[Lines of data]
===

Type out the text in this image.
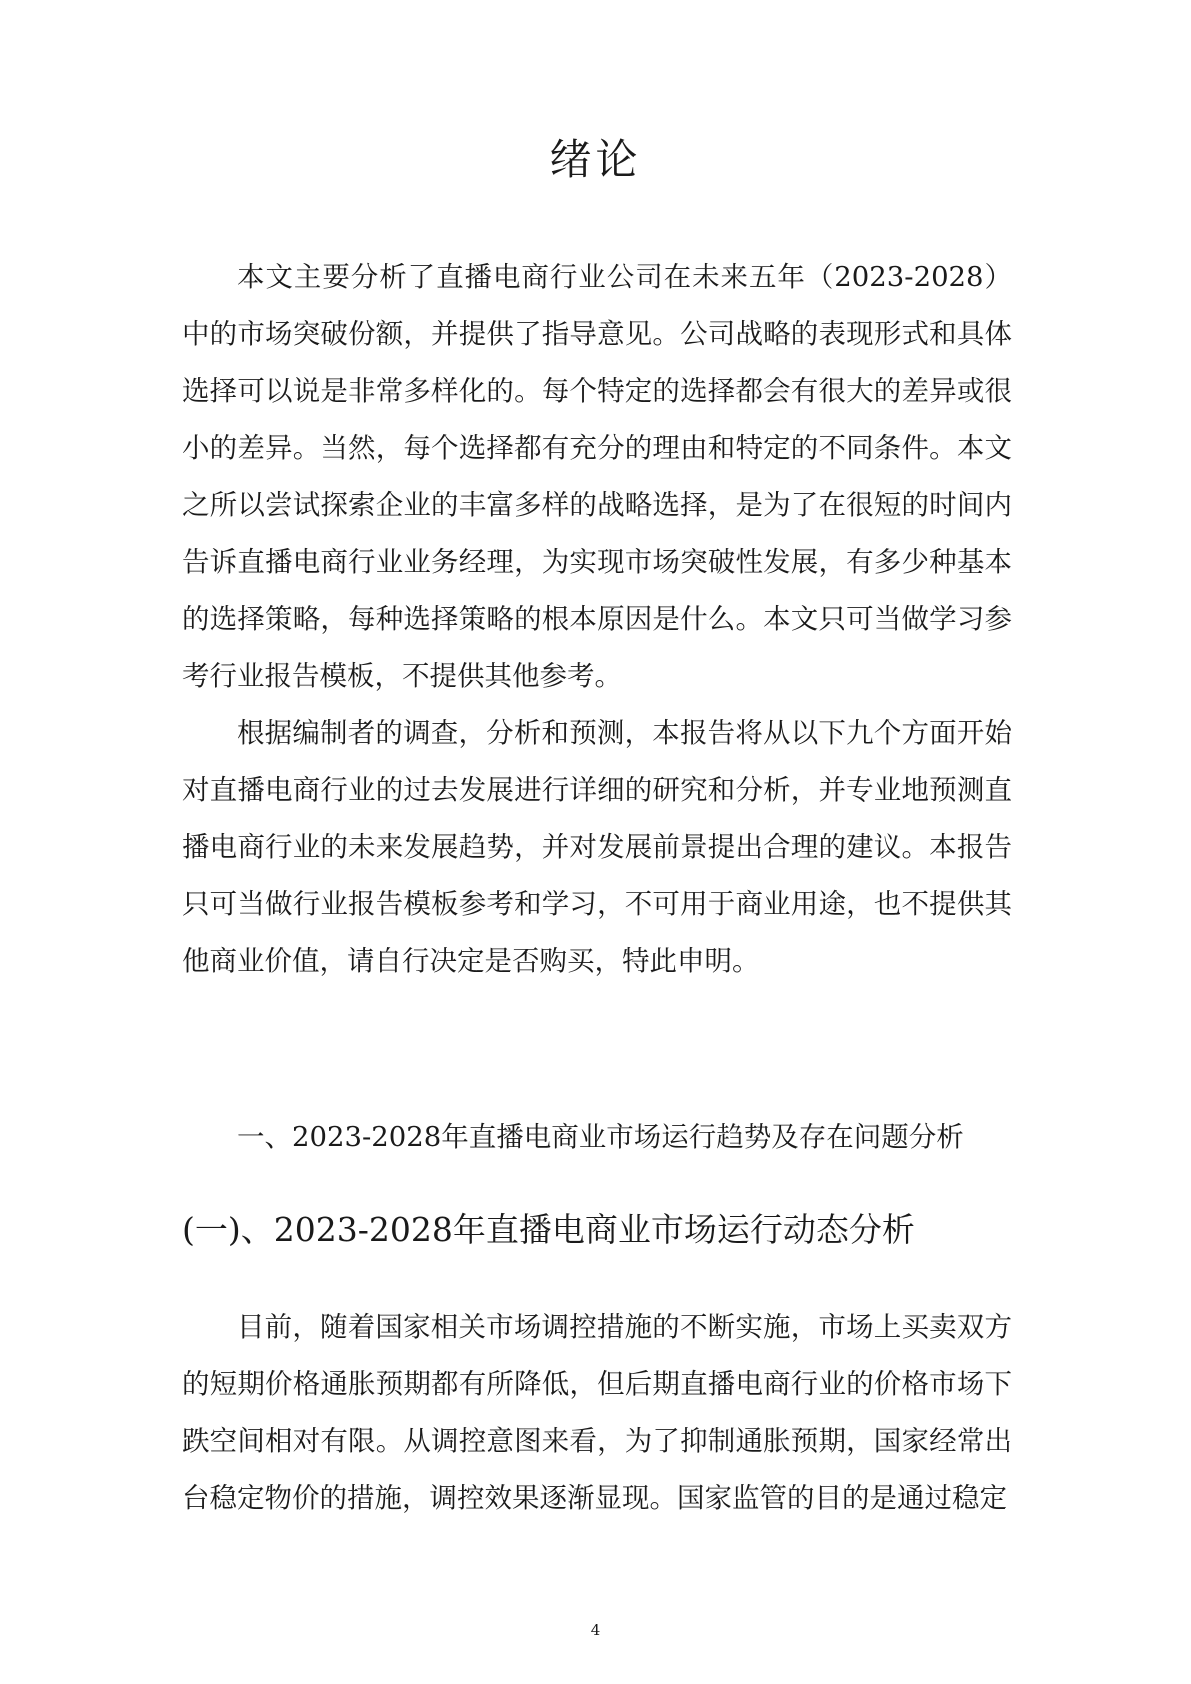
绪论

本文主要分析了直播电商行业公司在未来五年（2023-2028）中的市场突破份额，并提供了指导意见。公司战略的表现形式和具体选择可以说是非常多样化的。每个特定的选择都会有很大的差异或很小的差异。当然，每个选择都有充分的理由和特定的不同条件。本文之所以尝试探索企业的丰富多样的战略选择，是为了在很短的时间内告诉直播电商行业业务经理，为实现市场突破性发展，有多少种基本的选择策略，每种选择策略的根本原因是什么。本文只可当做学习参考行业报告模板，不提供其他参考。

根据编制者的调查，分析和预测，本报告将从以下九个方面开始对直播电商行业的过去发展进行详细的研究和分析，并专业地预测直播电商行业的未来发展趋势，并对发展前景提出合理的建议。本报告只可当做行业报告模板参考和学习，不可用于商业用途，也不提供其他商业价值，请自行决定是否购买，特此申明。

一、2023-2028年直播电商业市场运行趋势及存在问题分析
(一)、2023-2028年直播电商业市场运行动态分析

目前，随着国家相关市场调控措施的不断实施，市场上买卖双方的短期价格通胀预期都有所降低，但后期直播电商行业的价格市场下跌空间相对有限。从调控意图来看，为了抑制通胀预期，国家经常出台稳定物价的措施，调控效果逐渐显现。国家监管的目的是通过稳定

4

===

* [Problem statement] Without including any pictures, print each record exactly.

* [Task result]
Type out the text in this image.
绪论

本文主要分析了直播电商行业公司在未来五年（2023-2028）中的市场突破份额，并提供了指导意见。公司战略的表现形式和具体选择可以说是非常多样化的。每个特定的选择都会有很大的差异或很小的差异。当然，每个选择都有充分的理由和特定的不同条件。本文之所以尝试探索企业的丰富多样的战略选择，是为了在很短的时间内告诉直播电商行业业务经理，为实现市场突破性发展，有多少种基本的选择策略，每种选择策略的根本原因是什么。本文只可当做学习参考行业报告模板，不提供其他参考。

根据编制者的调查，分析和预测，本报告将从以下九个方面开始对直播电商行业的过去发展进行详细的研究和分析，并专业地预测直播电商行业的未来发展趋势，并对发展前景提出合理的建议。本报告只可当做行业报告模板参考和学习，不可用于商业用途，也不提供其他商业价值，请自行决定是否购买，特此申明。

一、2023-2028年直播电商业市场运行趋势及存在问题分析
(一)、2023-2028年直播电商业市场运行动态分析

目前，随着国家相关市场调控措施的不断实施，市场上买卖双方的短期价格通胀预期都有所降低，但后期直播电商行业的价格市场下跌空间相对有限。从调控意图来看，为了抑制通胀预期，国家经常出台稳定物价的措施，调控效果逐渐显现。国家监管的目的是通过稳定

4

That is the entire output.